------ Given records ------

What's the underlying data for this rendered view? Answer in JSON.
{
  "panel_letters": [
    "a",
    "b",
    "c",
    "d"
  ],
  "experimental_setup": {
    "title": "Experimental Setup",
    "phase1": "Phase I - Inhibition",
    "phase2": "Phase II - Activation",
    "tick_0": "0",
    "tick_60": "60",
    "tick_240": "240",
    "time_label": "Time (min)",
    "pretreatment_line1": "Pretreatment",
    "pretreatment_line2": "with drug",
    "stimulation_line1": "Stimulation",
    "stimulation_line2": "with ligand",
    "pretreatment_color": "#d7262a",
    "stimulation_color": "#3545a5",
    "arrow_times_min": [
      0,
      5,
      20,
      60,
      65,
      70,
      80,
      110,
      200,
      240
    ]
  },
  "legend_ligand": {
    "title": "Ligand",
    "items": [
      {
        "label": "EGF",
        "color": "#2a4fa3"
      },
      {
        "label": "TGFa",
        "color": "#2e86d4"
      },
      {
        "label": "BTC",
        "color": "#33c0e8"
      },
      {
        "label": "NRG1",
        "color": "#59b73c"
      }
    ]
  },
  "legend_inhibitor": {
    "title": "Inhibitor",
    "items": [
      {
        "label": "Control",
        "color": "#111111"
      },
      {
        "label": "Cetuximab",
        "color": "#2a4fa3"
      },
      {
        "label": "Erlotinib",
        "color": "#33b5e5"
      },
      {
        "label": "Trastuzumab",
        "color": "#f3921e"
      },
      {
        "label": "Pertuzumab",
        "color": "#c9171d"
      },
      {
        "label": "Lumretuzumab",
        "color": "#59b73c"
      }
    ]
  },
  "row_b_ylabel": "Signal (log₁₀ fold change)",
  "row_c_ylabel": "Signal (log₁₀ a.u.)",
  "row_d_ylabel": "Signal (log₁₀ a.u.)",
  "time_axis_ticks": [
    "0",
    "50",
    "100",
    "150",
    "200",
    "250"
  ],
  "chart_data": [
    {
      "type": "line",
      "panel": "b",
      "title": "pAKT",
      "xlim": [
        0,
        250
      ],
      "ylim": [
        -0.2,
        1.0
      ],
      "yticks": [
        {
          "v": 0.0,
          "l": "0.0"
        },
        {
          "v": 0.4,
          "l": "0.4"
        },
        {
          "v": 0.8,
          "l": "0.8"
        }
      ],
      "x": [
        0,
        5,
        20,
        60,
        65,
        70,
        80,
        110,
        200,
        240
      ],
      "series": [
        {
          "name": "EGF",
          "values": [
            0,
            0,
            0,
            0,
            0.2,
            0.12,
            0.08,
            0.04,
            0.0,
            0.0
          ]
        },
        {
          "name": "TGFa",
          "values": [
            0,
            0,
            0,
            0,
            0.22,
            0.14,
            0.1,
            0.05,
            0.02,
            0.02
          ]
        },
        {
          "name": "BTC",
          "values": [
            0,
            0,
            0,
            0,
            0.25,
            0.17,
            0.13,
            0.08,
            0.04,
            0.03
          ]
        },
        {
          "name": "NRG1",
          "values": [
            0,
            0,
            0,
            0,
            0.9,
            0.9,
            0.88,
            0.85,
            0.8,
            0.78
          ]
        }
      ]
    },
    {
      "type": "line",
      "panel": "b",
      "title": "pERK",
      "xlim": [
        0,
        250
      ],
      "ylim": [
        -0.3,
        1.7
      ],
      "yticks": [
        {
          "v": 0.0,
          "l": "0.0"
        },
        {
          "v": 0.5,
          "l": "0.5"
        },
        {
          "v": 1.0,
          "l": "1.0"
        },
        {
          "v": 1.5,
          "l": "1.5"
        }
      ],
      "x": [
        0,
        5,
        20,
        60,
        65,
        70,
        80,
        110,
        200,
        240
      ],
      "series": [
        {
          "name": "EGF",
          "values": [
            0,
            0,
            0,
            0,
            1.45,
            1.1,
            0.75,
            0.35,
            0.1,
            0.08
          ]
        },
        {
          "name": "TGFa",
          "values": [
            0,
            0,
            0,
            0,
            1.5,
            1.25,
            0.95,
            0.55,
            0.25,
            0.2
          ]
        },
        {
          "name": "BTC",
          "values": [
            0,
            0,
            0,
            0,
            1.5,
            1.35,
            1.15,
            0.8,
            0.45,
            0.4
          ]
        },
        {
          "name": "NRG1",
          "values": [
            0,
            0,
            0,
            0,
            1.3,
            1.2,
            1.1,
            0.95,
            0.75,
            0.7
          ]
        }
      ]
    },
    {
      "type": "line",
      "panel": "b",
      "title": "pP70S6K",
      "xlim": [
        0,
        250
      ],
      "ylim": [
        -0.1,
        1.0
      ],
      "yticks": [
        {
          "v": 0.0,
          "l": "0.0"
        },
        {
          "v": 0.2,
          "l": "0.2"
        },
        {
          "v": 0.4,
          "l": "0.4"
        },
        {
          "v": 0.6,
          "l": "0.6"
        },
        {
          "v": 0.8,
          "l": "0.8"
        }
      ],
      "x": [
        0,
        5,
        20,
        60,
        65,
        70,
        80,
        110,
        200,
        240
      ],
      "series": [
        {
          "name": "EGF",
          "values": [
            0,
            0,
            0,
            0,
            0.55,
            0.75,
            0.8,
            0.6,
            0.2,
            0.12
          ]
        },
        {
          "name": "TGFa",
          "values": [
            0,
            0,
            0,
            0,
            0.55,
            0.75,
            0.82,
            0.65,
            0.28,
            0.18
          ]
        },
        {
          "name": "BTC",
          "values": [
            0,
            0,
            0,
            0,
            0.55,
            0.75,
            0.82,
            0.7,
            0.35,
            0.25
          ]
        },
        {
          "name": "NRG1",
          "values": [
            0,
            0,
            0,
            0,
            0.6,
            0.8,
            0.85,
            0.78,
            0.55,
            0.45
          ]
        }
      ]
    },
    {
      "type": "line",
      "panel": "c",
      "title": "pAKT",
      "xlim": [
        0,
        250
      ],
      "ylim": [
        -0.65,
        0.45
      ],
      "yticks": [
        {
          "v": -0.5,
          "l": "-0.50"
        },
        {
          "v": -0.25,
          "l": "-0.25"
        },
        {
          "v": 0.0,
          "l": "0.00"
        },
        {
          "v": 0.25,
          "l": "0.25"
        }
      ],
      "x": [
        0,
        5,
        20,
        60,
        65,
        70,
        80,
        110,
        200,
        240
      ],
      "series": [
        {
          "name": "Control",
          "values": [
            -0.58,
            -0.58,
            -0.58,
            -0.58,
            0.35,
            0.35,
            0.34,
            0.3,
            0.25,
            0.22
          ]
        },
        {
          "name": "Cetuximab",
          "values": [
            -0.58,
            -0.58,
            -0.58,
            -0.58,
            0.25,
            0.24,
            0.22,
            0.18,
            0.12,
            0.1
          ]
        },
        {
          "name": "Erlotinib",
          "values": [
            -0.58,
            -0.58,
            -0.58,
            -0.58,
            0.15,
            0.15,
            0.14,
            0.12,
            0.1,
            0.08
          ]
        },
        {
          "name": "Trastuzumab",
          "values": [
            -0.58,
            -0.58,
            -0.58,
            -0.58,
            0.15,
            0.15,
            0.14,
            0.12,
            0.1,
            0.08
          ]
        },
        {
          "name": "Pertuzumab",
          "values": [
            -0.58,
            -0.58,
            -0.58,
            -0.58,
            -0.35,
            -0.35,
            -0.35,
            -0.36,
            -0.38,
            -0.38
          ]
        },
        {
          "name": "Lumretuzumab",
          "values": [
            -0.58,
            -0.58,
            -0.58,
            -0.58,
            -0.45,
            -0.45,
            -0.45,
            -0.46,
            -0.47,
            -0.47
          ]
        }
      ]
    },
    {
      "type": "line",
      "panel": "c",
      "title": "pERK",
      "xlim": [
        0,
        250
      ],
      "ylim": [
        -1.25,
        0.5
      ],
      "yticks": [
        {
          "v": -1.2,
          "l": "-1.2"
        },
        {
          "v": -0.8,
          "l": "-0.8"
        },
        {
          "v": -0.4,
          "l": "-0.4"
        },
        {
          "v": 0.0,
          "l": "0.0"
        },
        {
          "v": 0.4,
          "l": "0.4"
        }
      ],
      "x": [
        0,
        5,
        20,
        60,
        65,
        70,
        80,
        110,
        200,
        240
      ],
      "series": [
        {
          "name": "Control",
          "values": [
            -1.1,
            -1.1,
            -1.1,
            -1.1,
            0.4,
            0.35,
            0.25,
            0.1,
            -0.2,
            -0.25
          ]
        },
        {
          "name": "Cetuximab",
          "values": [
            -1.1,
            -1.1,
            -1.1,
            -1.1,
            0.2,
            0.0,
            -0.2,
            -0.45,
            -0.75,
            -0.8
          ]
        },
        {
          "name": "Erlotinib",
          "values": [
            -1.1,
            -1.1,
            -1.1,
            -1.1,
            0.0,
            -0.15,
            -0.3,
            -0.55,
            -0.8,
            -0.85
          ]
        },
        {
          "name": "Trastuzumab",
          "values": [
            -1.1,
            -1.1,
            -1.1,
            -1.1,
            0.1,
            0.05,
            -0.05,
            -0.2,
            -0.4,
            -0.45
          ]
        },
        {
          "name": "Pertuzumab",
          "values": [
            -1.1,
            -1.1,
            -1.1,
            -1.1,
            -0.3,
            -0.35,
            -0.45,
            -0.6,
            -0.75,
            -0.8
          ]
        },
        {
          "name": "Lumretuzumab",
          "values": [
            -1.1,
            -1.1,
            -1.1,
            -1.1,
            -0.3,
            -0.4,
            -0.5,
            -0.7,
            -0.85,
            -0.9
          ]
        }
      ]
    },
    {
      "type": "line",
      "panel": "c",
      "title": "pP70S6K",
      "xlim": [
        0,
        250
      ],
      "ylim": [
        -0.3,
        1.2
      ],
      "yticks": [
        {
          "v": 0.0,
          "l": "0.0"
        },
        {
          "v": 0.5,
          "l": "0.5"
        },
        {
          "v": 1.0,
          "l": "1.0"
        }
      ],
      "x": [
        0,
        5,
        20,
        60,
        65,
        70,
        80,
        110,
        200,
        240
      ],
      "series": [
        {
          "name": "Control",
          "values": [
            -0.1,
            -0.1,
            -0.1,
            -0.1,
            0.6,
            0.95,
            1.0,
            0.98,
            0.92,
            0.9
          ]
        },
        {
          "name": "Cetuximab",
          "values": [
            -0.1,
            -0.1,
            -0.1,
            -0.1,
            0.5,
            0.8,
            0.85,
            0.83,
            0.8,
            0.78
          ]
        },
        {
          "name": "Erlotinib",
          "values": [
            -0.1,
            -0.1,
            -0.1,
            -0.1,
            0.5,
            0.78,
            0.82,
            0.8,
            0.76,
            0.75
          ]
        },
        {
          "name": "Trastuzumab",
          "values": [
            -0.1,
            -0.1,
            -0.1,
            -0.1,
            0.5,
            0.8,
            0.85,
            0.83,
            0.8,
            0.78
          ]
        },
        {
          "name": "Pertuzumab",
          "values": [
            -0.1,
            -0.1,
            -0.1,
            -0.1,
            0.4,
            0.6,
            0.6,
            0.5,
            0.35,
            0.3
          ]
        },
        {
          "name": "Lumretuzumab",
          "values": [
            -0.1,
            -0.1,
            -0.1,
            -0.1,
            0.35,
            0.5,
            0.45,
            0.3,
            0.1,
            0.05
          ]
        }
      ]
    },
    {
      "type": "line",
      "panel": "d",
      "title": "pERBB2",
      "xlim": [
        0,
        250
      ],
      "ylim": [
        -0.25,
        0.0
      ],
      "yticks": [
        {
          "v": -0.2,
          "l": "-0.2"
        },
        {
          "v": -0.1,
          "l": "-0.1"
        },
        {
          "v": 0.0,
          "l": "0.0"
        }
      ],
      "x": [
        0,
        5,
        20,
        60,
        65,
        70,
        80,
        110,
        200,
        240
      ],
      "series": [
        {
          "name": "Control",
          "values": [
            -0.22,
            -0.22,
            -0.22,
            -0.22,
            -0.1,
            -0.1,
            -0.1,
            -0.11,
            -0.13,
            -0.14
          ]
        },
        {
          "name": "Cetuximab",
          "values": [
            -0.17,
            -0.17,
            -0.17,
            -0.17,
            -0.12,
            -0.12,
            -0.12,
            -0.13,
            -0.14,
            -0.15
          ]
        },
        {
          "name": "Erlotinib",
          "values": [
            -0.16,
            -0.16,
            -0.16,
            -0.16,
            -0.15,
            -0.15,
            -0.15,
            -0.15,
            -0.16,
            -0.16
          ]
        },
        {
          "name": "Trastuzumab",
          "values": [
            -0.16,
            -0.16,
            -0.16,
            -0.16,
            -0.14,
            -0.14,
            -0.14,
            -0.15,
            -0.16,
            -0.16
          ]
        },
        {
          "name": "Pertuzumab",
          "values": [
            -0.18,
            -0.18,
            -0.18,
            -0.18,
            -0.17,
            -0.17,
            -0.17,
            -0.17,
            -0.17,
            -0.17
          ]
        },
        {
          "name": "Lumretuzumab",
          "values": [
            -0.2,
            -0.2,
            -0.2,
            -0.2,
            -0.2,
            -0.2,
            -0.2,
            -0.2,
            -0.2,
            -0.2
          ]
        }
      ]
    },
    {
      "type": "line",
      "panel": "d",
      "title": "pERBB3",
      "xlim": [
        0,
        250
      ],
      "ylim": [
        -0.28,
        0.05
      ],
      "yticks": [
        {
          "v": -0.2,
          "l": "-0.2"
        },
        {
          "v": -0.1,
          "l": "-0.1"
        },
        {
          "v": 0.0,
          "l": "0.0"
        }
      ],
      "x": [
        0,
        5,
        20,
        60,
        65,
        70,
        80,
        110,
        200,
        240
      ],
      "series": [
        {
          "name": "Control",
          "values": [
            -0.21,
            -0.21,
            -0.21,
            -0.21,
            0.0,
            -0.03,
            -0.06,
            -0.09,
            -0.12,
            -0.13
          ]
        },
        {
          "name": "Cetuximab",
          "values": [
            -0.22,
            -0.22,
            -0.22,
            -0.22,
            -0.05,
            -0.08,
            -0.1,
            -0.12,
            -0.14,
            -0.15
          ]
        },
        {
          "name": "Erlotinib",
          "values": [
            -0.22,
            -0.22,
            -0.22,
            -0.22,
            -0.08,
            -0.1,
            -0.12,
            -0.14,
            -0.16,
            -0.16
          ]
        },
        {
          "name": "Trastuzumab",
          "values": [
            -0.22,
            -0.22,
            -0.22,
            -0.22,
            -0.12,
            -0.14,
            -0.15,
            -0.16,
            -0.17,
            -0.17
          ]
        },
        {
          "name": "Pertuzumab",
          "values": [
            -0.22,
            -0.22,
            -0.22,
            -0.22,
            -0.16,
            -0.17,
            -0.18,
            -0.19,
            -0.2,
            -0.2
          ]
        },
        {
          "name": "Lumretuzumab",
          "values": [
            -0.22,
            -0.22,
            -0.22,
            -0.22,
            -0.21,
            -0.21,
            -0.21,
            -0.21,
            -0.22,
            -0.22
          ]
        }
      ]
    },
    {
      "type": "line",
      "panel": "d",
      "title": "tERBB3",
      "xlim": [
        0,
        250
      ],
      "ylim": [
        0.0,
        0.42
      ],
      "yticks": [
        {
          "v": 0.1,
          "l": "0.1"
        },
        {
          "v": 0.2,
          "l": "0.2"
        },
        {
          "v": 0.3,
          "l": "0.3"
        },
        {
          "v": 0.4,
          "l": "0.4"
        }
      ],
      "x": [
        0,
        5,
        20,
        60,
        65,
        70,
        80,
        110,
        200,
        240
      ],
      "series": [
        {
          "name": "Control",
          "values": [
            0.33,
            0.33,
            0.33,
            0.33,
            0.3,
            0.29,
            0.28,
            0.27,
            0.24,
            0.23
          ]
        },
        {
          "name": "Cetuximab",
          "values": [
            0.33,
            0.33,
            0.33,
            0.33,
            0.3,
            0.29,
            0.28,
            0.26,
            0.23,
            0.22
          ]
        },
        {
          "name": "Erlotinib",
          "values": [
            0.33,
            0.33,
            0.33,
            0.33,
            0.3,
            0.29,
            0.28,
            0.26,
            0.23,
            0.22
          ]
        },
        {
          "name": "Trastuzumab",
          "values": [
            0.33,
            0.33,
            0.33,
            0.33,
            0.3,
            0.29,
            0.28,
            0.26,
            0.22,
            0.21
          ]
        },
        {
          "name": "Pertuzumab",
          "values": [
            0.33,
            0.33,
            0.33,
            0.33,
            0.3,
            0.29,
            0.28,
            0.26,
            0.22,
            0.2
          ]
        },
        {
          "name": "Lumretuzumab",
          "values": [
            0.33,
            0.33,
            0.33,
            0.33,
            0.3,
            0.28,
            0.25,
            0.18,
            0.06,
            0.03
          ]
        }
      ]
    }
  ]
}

------

What you need to do:
Pick out the lines containing the word "log₁₀" and show them.

Response below:
  "row_b_ylabel": "Signal (log₁₀ fold change)",
  "row_c_ylabel": "Signal (log₁₀ a.u.)",
  "row_d_ylabel": "Signal (log₁₀ a.u.)",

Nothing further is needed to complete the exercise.